● To be done: Count each line below that has "menciptakan" anywhere in it. Answer with the total alone.

● Recorded information:
┌────────

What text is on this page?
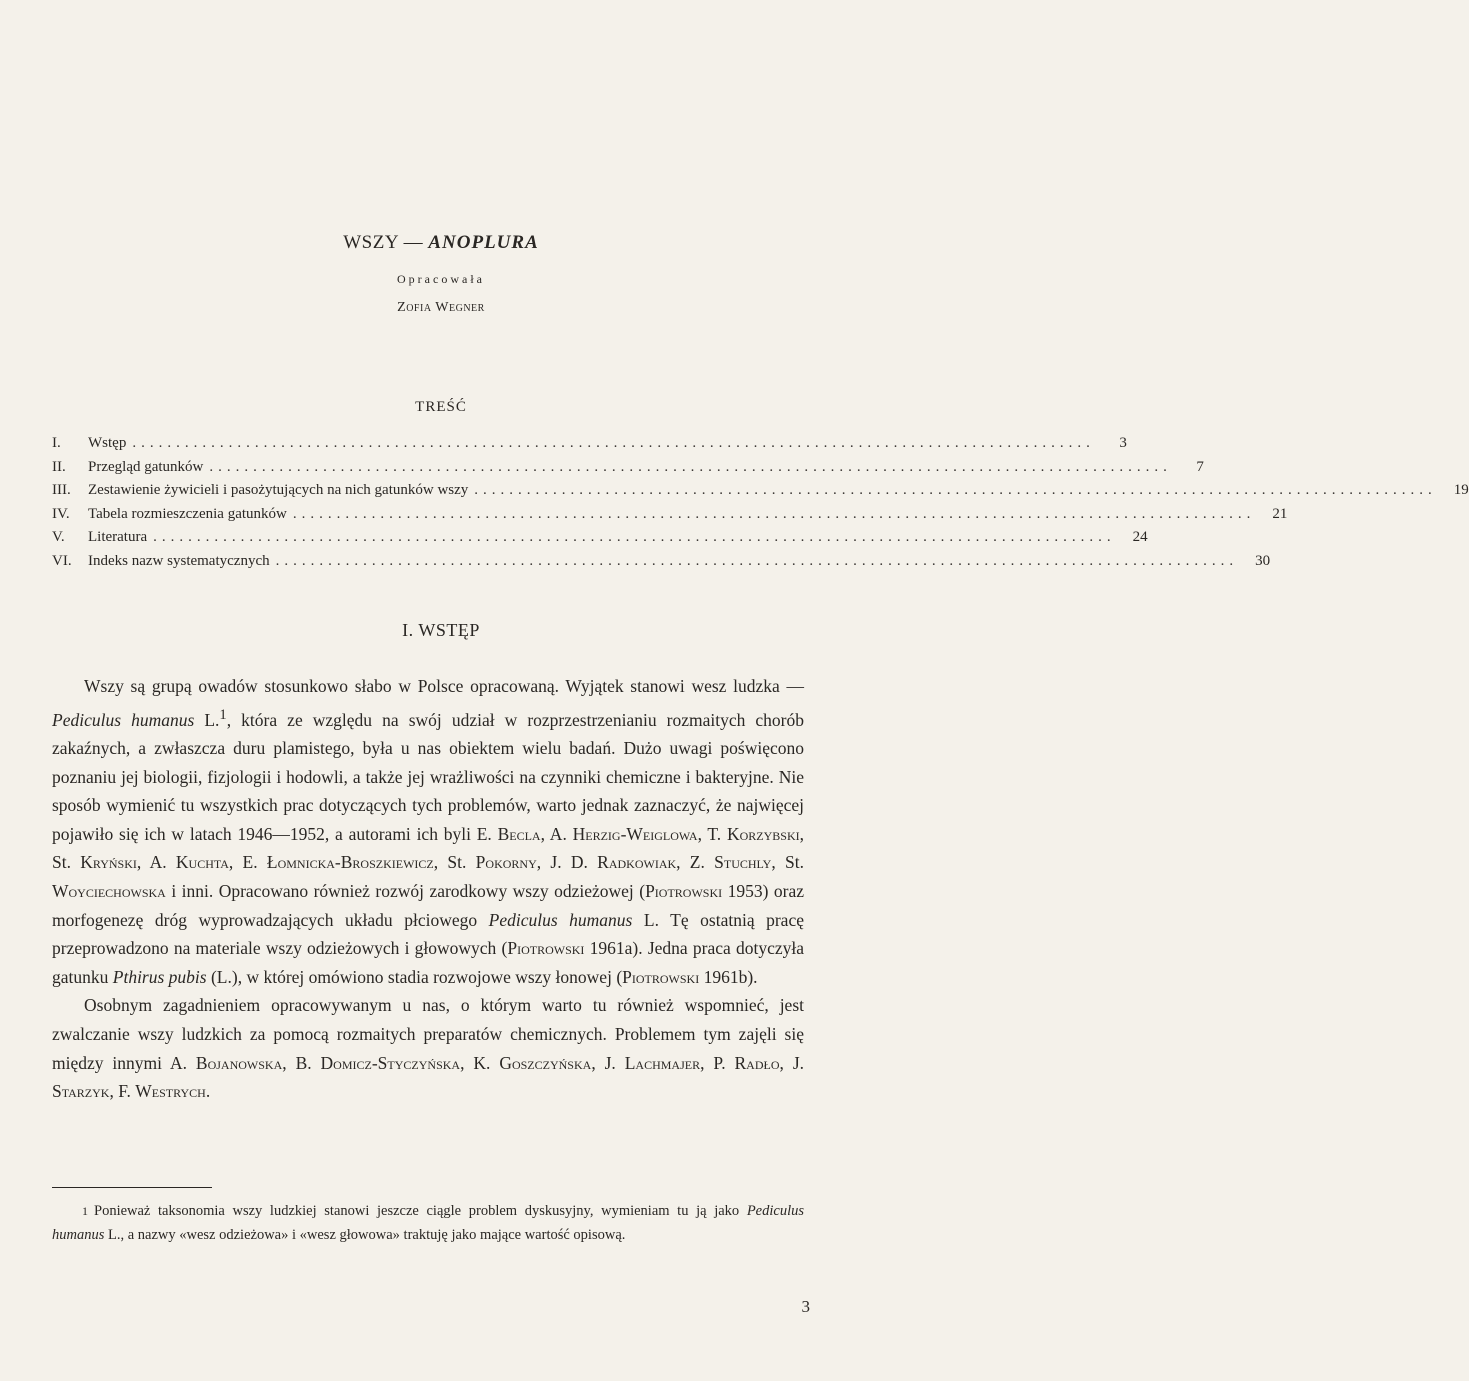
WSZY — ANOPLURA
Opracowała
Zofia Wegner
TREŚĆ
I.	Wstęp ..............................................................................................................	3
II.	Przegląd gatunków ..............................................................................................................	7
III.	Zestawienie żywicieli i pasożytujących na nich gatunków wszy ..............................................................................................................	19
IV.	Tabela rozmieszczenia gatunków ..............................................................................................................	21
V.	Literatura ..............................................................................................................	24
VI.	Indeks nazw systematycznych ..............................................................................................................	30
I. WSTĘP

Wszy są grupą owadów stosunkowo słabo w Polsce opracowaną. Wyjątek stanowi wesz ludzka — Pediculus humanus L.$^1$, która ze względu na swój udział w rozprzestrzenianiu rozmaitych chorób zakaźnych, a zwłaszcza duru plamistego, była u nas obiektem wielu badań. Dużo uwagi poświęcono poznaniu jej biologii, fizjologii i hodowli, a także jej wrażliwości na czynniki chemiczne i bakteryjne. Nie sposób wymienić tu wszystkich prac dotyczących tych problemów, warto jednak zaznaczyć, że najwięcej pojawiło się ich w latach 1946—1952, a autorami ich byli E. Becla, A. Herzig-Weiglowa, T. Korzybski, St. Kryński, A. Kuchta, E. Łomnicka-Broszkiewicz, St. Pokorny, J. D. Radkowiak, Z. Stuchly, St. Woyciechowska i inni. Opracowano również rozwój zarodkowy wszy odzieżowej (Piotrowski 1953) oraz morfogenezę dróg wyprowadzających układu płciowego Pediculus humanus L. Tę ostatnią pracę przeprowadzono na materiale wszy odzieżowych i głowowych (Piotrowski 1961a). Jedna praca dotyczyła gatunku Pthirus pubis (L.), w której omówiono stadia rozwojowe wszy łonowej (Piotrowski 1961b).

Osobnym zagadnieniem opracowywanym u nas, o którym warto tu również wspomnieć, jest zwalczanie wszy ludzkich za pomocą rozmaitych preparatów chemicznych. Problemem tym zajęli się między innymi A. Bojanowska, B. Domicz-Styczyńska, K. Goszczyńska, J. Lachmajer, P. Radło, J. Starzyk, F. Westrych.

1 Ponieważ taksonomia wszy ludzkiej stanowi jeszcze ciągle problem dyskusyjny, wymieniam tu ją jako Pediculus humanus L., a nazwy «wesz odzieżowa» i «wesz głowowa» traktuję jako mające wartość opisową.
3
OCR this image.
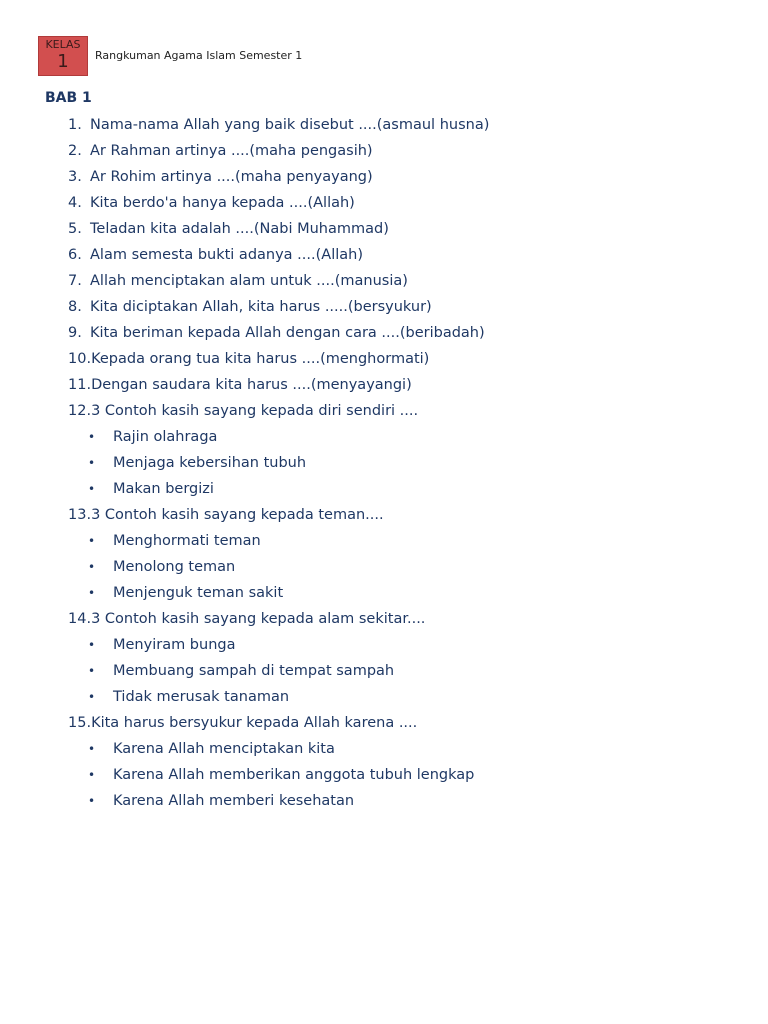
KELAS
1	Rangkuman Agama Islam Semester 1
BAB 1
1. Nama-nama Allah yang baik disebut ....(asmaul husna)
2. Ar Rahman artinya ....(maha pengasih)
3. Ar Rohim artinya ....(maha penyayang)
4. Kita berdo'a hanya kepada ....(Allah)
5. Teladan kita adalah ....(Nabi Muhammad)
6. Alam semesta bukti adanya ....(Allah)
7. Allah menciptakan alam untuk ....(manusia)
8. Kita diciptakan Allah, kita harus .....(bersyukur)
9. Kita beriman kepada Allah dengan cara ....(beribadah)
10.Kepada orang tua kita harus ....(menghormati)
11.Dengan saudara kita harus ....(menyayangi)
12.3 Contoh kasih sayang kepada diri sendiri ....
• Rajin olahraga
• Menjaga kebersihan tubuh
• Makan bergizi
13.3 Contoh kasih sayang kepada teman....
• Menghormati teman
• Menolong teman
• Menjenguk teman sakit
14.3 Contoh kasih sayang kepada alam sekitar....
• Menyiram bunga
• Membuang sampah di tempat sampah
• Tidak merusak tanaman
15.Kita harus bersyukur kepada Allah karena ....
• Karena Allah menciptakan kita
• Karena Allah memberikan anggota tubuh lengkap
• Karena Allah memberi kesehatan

└────────

● Reply to the task: 2